*** SOURCE DATA ***
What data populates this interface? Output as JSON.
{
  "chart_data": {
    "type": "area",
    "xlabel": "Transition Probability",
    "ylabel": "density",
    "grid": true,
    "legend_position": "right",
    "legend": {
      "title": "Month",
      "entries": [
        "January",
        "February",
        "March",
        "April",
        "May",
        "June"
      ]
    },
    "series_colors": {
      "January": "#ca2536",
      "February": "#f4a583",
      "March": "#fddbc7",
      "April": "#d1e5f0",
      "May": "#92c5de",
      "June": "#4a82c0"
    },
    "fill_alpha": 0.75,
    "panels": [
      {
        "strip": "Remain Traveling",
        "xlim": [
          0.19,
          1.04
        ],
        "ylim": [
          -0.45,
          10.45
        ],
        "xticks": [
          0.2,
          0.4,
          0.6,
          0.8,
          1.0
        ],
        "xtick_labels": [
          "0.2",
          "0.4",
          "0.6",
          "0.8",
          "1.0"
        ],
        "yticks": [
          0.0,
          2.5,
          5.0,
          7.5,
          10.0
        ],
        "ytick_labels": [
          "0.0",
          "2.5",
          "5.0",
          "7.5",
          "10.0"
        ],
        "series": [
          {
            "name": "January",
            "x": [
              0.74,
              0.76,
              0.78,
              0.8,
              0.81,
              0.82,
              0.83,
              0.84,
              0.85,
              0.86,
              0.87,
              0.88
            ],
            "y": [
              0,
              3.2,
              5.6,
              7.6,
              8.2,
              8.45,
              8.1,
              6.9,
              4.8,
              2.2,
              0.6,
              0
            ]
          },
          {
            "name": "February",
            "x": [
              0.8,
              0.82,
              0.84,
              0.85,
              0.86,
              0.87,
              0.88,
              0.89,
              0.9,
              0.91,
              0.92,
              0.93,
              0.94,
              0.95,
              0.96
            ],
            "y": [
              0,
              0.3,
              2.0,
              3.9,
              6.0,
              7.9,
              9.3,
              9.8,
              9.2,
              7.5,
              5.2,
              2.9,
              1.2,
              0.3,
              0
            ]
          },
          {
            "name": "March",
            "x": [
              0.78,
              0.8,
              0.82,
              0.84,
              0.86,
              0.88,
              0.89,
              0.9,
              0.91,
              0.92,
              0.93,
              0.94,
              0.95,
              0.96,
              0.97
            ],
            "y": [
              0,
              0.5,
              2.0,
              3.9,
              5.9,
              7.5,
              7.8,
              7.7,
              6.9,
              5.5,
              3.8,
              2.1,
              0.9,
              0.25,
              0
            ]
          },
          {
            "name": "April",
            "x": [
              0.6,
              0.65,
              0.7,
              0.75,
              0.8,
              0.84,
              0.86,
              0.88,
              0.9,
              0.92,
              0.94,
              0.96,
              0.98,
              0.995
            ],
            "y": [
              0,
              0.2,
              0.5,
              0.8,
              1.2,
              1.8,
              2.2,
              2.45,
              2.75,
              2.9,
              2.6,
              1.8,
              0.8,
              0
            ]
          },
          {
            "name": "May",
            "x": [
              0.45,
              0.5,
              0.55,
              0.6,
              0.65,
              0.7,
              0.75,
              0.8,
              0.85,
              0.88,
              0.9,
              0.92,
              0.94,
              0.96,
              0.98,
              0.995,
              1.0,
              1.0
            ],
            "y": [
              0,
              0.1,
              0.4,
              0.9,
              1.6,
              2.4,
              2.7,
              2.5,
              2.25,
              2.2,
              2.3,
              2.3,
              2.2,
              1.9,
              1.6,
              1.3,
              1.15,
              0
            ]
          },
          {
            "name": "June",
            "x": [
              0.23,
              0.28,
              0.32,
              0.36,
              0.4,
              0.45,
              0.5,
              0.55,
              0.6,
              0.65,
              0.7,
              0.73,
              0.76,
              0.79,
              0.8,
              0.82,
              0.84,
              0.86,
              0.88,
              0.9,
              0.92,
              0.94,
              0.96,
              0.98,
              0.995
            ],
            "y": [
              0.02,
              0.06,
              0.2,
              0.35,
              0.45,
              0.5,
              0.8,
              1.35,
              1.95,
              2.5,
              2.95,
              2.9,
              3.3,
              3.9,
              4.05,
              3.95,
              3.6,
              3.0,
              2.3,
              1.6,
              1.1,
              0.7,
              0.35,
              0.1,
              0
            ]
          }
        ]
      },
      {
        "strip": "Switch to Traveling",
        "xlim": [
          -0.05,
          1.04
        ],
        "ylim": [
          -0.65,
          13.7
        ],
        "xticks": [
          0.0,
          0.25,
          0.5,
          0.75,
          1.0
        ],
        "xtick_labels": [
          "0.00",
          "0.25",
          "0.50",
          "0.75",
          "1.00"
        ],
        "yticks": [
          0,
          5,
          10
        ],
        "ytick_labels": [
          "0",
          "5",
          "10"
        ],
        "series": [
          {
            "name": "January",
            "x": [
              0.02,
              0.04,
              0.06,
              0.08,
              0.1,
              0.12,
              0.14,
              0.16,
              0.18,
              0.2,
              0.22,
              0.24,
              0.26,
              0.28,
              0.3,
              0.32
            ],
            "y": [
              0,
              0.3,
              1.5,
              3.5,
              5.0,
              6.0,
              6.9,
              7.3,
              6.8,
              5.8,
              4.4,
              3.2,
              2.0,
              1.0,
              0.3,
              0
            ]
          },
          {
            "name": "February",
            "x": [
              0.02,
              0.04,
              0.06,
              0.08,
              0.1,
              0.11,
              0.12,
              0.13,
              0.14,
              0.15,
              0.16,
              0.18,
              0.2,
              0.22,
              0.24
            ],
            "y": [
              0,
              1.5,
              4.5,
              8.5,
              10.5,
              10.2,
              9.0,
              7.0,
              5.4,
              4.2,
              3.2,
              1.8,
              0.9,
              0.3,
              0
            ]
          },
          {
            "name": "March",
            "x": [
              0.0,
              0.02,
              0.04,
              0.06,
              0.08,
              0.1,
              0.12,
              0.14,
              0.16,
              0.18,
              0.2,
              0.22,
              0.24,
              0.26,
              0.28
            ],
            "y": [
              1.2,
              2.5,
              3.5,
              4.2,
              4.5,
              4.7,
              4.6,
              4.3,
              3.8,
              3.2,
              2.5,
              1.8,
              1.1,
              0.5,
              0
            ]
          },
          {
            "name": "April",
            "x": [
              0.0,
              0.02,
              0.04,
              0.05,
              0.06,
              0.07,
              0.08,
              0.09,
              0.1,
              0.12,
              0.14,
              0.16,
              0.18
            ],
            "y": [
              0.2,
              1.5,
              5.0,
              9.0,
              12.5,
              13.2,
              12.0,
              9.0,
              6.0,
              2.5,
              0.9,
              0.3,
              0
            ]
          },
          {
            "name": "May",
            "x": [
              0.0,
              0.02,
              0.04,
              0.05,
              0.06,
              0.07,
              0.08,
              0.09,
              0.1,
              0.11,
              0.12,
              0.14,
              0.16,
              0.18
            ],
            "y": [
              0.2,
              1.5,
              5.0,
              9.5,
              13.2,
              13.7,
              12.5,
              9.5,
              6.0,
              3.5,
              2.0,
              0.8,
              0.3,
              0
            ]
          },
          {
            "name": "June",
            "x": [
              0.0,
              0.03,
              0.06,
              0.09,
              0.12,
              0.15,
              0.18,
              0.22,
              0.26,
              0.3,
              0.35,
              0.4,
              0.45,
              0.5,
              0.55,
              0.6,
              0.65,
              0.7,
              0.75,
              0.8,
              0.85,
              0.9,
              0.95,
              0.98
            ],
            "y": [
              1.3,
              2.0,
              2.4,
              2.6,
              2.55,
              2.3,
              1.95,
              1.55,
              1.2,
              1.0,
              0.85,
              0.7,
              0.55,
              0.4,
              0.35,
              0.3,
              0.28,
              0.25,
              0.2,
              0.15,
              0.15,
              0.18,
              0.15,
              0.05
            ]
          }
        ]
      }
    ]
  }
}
***
_STATED EXERCISE_. Copy out every line of the data above, exactly as given.

_SOLUTION_.
What data populates this interface? Output as JSON.
{
  "chart_data": {
    "type": "area",
    "xlabel": "Transition Probability",
    "ylabel": "density",
    "grid": true,
    "legend_position": "right",
    "legend": {
      "title": "Month",
      "entries": [
        "January",
        "February",
        "March",
        "April",
        "May",
        "June"
      ]
    },
    "series_colors": {
      "January": "#ca2536",
      "February": "#f4a583",
      "March": "#fddbc7",
      "April": "#d1e5f0",
      "May": "#92c5de",
      "June": "#4a82c0"
    },
    "fill_alpha": 0.75,
    "panels": [
      {
        "strip": "Remain Traveling",
        "xlim": [
          0.19,
          1.04
        ],
        "ylim": [
          -0.45,
          10.45
        ],
        "xticks": [
          0.2,
          0.4,
          0.6,
          0.8,
          1.0
        ],
        "xtick_labels": [
          "0.2",
          "0.4",
          "0.6",
          "0.8",
          "1.0"
        ],
        "yticks": [
          0.0,
          2.5,
          5.0,
          7.5,
          10.0
        ],
        "ytick_labels": [
          "0.0",
          "2.5",
          "5.0",
          "7.5",
          "10.0"
        ],
        "series": [
          {
            "name": "January",
            "x": [
              0.74,
              0.76,
              0.78,
              0.8,
              0.81,
              0.82,
              0.83,
              0.84,
              0.85,
              0.86,
              0.87,
              0.88
            ],
            "y": [
              0,
              3.2,
              5.6,
              7.6,
              8.2,
              8.45,
              8.1,
              6.9,
              4.8,
              2.2,
              0.6,
              0
            ]
          },
          {
            "name": "February",
            "x": [
              0.8,
              0.82,
              0.84,
              0.85,
              0.86,
              0.87,
              0.88,
              0.89,
              0.9,
              0.91,
              0.92,
              0.93,
              0.94,
              0.95,
              0.96
            ],
            "y": [
              0,
              0.3,
              2.0,
              3.9,
              6.0,
              7.9,
              9.3,
              9.8,
              9.2,
              7.5,
              5.2,
              2.9,
              1.2,
              0.3,
              0
            ]
          },
          {
            "name": "March",
            "x": [
              0.78,
              0.8,
              0.82,
              0.84,
              0.86,
              0.88,
              0.89,
              0.9,
              0.91,
              0.92,
              0.93,
              0.94,
              0.95,
              0.96,
              0.97
            ],
            "y": [
              0,
              0.5,
              2.0,
              3.9,
              5.9,
              7.5,
              7.8,
              7.7,
              6.9,
              5.5,
              3.8,
              2.1,
              0.9,
              0.25,
              0
            ]
          },
          {
            "name": "April",
            "x": [
              0.6,
              0.65,
              0.7,
              0.75,
              0.8,
              0.84,
              0.86,
              0.88,
              0.9,
              0.92,
              0.94,
              0.96,
              0.98,
              0.995
            ],
            "y": [
              0,
              0.2,
              0.5,
              0.8,
              1.2,
              1.8,
              2.2,
              2.45,
              2.75,
              2.9,
              2.6,
              1.8,
              0.8,
              0
            ]
          },
          {
            "name": "May",
            "x": [
              0.45,
              0.5,
              0.55,
              0.6,
              0.65,
              0.7,
              0.75,
              0.8,
              0.85,
              0.88,
              0.9,
              0.92,
              0.94,
              0.96,
              0.98,
              0.995,
              1.0,
              1.0
            ],
            "y": [
              0,
              0.1,
              0.4,
              0.9,
              1.6,
              2.4,
              2.7,
              2.5,
              2.25,
              2.2,
              2.3,
              2.3,
              2.2,
              1.9,
              1.6,
              1.3,
              1.15,
              0
            ]
          },
          {
            "name": "June",
            "x": [
              0.23,
              0.28,
              0.32,
              0.36,
              0.4,
              0.45,
              0.5,
              0.55,
              0.6,
              0.65,
              0.7,
              0.73,
              0.76,
              0.79,
              0.8,
              0.82,
              0.84,
              0.86,
              0.88,
              0.9,
              0.92,
              0.94,
              0.96,
              0.98,
              0.995
            ],
            "y": [
              0.02,
              0.06,
              0.2,
              0.35,
              0.45,
              0.5,
              0.8,
              1.35,
              1.95,
              2.5,
              2.95,
              2.9,
              3.3,
              3.9,
              4.05,
              3.95,
              3.6,
              3.0,
              2.3,
              1.6,
              1.1,
              0.7,
              0.35,
              0.1,
              0
            ]
          }
        ]
      },
      {
        "strip": "Switch to Traveling",
        "xlim": [
          -0.05,
          1.04
        ],
        "ylim": [
          -0.65,
          13.7
        ],
        "xticks": [
          0.0,
          0.25,
          0.5,
          0.75,
          1.0
        ],
        "xtick_labels": [
          "0.00",
          "0.25",
          "0.50",
          "0.75",
          "1.00"
        ],
        "yticks": [
          0,
          5,
          10
        ],
        "ytick_labels": [
          "0",
          "5",
          "10"
        ],
        "series": [
          {
            "name": "January",
            "x": [
              0.02,
              0.04,
              0.06,
              0.08,
              0.1,
              0.12,
              0.14,
              0.16,
              0.18,
              0.2,
              0.22,
              0.24,
              0.26,
              0.28,
              0.3,
              0.32
            ],
            "y": [
              0,
              0.3,
              1.5,
              3.5,
              5.0,
              6.0,
              6.9,
              7.3,
              6.8,
              5.8,
              4.4,
              3.2,
              2.0,
              1.0,
              0.3,
              0
            ]
          },
          {
            "name": "February",
            "x": [
              0.02,
              0.04,
              0.06,
              0.08,
              0.1,
              0.11,
              0.12,
              0.13,
              0.14,
              0.15,
              0.16,
              0.18,
              0.2,
              0.22,
              0.24
            ],
            "y": [
              0,
              1.5,
              4.5,
              8.5,
              10.5,
              10.2,
              9.0,
              7.0,
              5.4,
              4.2,
              3.2,
              1.8,
              0.9,
              0.3,
              0
            ]
          },
          {
            "name": "March",
            "x": [
              0.0,
              0.02,
              0.04,
              0.06,
              0.08,
              0.1,
              0.12,
              0.14,
              0.16,
              0.18,
              0.2,
              0.22,
              0.24,
              0.26,
              0.28
            ],
            "y": [
              1.2,
              2.5,
              3.5,
              4.2,
              4.5,
              4.7,
              4.6,
              4.3,
              3.8,
              3.2,
              2.5,
              1.8,
              1.1,
              0.5,
              0
            ]
          },
          {
            "name": "April",
            "x": [
              0.0,
              0.02,
              0.04,
              0.05,
              0.06,
              0.07,
              0.08,
              0.09,
              0.1,
              0.12,
              0.14,
              0.16,
              0.18
            ],
            "y": [
              0.2,
              1.5,
              5.0,
              9.0,
              12.5,
              13.2,
              12.0,
              9.0,
              6.0,
              2.5,
              0.9,
              0.3,
              0
            ]
          },
          {
            "name": "May",
            "x": [
              0.0,
              0.02,
              0.04,
              0.05,
              0.06,
              0.07,
              0.08,
              0.09,
              0.1,
              0.11,
              0.12,
              0.14,
              0.16,
              0.18
            ],
            "y": [
              0.2,
              1.5,
              5.0,
              9.5,
              13.2,
              13.7,
              12.5,
              9.5,
              6.0,
              3.5,
              2.0,
              0.8,
              0.3,
              0
            ]
          },
          {
            "name": "June",
            "x": [
              0.0,
              0.03,
              0.06,
              0.09,
              0.12,
              0.15,
              0.18,
              0.22,
              0.26,
              0.3,
              0.35,
              0.4,
              0.45,
              0.5,
              0.55,
              0.6,
              0.65,
              0.7,
              0.75,
              0.8,
              0.85,
              0.9,
              0.95,
              0.98
            ],
            "y": [
              1.3,
              2.0,
              2.4,
              2.6,
              2.55,
              2.3,
              1.95,
              1.55,
              1.2,
              1.0,
              0.85,
              0.7,
              0.55,
              0.4,
              0.35,
              0.3,
              0.28,
              0.25,
              0.2,
              0.15,
              0.15,
              0.18,
              0.15,
              0.05
            ]
          }
        ]
      }
    ]
  }
}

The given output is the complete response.